• Work to be completed: Rewrite all the records, replacing every "legend-label" with "key-label" and leaving everything else unchanged.

• The data:
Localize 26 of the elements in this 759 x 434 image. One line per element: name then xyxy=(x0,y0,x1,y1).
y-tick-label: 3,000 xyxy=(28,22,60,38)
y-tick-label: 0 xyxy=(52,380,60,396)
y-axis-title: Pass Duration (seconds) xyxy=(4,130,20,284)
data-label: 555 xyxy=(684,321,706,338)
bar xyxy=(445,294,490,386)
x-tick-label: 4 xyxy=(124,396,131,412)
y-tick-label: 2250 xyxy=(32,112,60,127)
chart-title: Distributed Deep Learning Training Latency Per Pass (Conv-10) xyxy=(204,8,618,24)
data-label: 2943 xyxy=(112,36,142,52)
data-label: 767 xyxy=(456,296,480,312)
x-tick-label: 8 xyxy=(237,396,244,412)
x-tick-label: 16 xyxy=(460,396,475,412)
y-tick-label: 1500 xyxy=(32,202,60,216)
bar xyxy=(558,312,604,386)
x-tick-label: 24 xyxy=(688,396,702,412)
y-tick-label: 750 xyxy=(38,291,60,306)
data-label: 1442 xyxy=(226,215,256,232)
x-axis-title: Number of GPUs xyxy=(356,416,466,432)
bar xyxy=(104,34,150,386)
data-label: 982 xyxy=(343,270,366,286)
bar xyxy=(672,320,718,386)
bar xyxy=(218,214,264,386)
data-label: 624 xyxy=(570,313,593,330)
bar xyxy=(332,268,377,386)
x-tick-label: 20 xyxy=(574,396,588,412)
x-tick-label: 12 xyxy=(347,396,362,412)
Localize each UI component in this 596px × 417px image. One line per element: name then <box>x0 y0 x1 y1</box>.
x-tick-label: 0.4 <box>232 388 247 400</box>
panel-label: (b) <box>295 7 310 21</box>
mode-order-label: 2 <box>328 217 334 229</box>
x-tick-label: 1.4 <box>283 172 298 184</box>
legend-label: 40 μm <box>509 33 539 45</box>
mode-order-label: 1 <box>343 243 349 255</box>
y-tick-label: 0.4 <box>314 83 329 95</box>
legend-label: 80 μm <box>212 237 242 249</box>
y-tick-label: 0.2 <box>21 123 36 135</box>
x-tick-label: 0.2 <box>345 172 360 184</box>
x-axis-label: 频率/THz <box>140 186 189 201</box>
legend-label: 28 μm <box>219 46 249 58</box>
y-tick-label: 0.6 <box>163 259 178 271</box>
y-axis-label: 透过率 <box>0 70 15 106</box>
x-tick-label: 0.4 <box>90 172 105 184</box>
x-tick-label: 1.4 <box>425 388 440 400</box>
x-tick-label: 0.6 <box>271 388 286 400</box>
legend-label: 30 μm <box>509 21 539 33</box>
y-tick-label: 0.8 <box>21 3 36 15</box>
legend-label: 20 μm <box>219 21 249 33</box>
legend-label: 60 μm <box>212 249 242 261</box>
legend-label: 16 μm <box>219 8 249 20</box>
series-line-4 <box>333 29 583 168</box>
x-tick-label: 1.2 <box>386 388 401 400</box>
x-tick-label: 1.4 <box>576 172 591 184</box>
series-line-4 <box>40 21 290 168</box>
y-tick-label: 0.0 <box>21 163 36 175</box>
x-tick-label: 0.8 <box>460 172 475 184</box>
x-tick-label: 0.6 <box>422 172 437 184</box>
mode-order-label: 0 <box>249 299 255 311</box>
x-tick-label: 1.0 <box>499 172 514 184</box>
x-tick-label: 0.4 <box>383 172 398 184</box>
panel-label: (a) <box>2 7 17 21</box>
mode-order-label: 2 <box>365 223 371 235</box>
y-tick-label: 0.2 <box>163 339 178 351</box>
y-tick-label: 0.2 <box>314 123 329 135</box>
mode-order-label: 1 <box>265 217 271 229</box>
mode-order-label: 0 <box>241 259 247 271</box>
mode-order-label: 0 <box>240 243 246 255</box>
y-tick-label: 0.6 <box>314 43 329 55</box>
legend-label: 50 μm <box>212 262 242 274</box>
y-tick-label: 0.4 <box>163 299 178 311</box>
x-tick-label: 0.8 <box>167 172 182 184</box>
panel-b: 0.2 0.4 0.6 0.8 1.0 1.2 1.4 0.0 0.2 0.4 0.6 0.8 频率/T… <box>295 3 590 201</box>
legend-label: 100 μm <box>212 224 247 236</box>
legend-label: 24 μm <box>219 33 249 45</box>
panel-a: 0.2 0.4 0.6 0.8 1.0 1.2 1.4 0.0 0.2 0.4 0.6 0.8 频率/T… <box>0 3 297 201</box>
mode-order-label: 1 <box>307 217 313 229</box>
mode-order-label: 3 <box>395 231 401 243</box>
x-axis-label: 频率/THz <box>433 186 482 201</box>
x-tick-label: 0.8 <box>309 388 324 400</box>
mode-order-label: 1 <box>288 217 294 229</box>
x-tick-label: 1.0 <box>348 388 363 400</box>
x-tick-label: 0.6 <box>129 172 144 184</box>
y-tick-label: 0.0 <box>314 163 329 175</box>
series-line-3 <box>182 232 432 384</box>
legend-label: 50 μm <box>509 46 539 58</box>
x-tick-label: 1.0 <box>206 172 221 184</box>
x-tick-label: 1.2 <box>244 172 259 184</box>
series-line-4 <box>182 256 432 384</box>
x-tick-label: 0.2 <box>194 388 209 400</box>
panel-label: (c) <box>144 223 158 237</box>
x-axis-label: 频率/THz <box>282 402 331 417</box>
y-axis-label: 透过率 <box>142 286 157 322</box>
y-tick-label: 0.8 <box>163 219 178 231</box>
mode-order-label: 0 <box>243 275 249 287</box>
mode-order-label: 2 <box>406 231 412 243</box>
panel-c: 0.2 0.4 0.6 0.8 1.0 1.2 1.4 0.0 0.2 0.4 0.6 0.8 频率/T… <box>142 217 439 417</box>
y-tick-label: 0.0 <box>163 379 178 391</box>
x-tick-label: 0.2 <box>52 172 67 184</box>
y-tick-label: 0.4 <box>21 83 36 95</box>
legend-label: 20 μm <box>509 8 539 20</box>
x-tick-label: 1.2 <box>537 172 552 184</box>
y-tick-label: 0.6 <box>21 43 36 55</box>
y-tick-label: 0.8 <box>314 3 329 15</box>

• Exercise response:
Localize 26 of the elements in this 759 x 434 image. One line per element: name then xyxy=(x0,y0,x1,y1).
y-tick-label: 3,000 xyxy=(28,22,60,38)
y-tick-label: 0 xyxy=(52,380,60,396)
y-axis-title: Pass Duration (seconds) xyxy=(4,130,20,284)
data-label: 555 xyxy=(684,321,706,338)
bar xyxy=(445,294,490,386)
x-tick-label: 4 xyxy=(124,396,131,412)
y-tick-label: 2250 xyxy=(32,112,60,127)
chart-title: Distributed Deep Learning Training Latency Per Pass (Conv-10) xyxy=(204,8,618,24)
data-label: 2943 xyxy=(112,36,142,52)
data-label: 767 xyxy=(456,296,480,312)
x-tick-label: 8 xyxy=(237,396,244,412)
x-tick-label: 16 xyxy=(460,396,475,412)
y-tick-label: 1500 xyxy=(32,202,60,216)
bar xyxy=(558,312,604,386)
x-tick-label: 24 xyxy=(688,396,702,412)
y-tick-label: 750 xyxy=(38,291,60,306)
data-label: 1442 xyxy=(226,215,256,232)
x-axis-title: Number of GPUs xyxy=(356,416,466,432)
bar xyxy=(104,34,150,386)
data-label: 982 xyxy=(343,270,366,286)
bar xyxy=(672,320,718,386)
bar xyxy=(218,214,264,386)
data-label: 624 xyxy=(570,313,593,330)
bar xyxy=(332,268,377,386)
x-tick-label: 20 xyxy=(574,396,588,412)
x-tick-label: 12 xyxy=(347,396,362,412)
Localize each UI component in this 596px × 417px image. One line per element: name then <box>x0 y0 x1 y1</box>.
x-tick-label: 0.4 <box>232 388 247 400</box>
panel-label: (b) <box>295 7 310 21</box>
mode-order-label: 2 <box>328 217 334 229</box>
x-tick-label: 1.4 <box>283 172 298 184</box>
key-label: 40 μm <box>509 33 539 45</box>
mode-order-label: 1 <box>343 243 349 255</box>
y-tick-label: 0.4 <box>314 83 329 95</box>
key-label: 80 μm <box>212 237 242 249</box>
y-tick-label: 0.2 <box>21 123 36 135</box>
x-tick-label: 0.2 <box>345 172 360 184</box>
x-axis-label: 频率/THz <box>140 186 189 201</box>
key-label: 28 μm <box>219 46 249 58</box>
y-tick-label: 0.6 <box>163 259 178 271</box>
y-axis-label: 透过率 <box>0 70 15 106</box>
x-tick-label: 0.4 <box>90 172 105 184</box>
x-tick-label: 1.4 <box>425 388 440 400</box>
x-tick-label: 0.6 <box>271 388 286 400</box>
key-label: 30 μm <box>509 21 539 33</box>
y-tick-label: 0.8 <box>21 3 36 15</box>
key-label: 20 μm <box>219 21 249 33</box>
key-label: 60 μm <box>212 249 242 261</box>
key-label: 16 μm <box>219 8 249 20</box>
series-line-4 <box>333 29 583 168</box>
x-tick-label: 1.2 <box>386 388 401 400</box>
x-tick-label: 1.4 <box>576 172 591 184</box>
series-line-4 <box>40 21 290 168</box>
y-tick-label: 0.0 <box>21 163 36 175</box>
x-tick-label: 0.8 <box>460 172 475 184</box>
x-tick-label: 0.6 <box>422 172 437 184</box>
mode-order-label: 0 <box>249 299 255 311</box>
x-tick-label: 1.0 <box>499 172 514 184</box>
x-tick-label: 0.4 <box>383 172 398 184</box>
panel-label: (a) <box>2 7 17 21</box>
mode-order-label: 2 <box>365 223 371 235</box>
y-tick-label: 0.2 <box>163 339 178 351</box>
y-tick-label: 0.2 <box>314 123 329 135</box>
mode-order-label: 1 <box>265 217 271 229</box>
mode-order-label: 0 <box>241 259 247 271</box>
mode-order-label: 0 <box>240 243 246 255</box>
y-tick-label: 0.6 <box>314 43 329 55</box>
key-label: 50 μm <box>212 262 242 274</box>
y-tick-label: 0.4 <box>163 299 178 311</box>
x-tick-label: 0.8 <box>167 172 182 184</box>
panel-b: 0.2 0.4 0.6 0.8 1.0 1.2 1.4 0.0 0.2 0.4 0.6 0.8 频率/T… <box>295 3 590 201</box>
key-label: 100 μm <box>212 224 247 236</box>
key-label: 24 μm <box>219 33 249 45</box>
panel-a: 0.2 0.4 0.6 0.8 1.0 1.2 1.4 0.0 0.2 0.4 0.6 0.8 频率/T… <box>0 3 297 201</box>
mode-order-label: 1 <box>307 217 313 229</box>
mode-order-label: 3 <box>395 231 401 243</box>
x-axis-label: 频率/THz <box>433 186 482 201</box>
x-tick-label: 0.8 <box>309 388 324 400</box>
mode-order-label: 1 <box>288 217 294 229</box>
x-tick-label: 1.0 <box>348 388 363 400</box>
x-tick-label: 0.6 <box>129 172 144 184</box>
y-tick-label: 0.0 <box>314 163 329 175</box>
series-line-3 <box>182 232 432 384</box>
key-label: 50 μm <box>509 46 539 58</box>
x-tick-label: 1.0 <box>206 172 221 184</box>
x-tick-label: 1.2 <box>244 172 259 184</box>
series-line-4 <box>182 256 432 384</box>
x-tick-label: 0.2 <box>194 388 209 400</box>
panel-label: (c) <box>144 223 158 237</box>
x-axis-label: 频率/THz <box>282 402 331 417</box>
y-axis-label: 透过率 <box>142 286 157 322</box>
y-tick-label: 0.8 <box>163 219 178 231</box>
mode-order-label: 0 <box>243 275 249 287</box>
mode-order-label: 2 <box>406 231 412 243</box>
panel-c: 0.2 0.4 0.6 0.8 1.0 1.2 1.4 0.0 0.2 0.4 0.6 0.8 频率/T… <box>142 217 439 417</box>
y-tick-label: 0.0 <box>163 379 178 391</box>
x-tick-label: 0.2 <box>52 172 67 184</box>
y-tick-label: 0.4 <box>21 83 36 95</box>
key-label: 20 μm <box>509 8 539 20</box>
x-tick-label: 1.2 <box>537 172 552 184</box>
y-tick-label: 0.6 <box>21 43 36 55</box>
y-tick-label: 0.8 <box>314 3 329 15</box>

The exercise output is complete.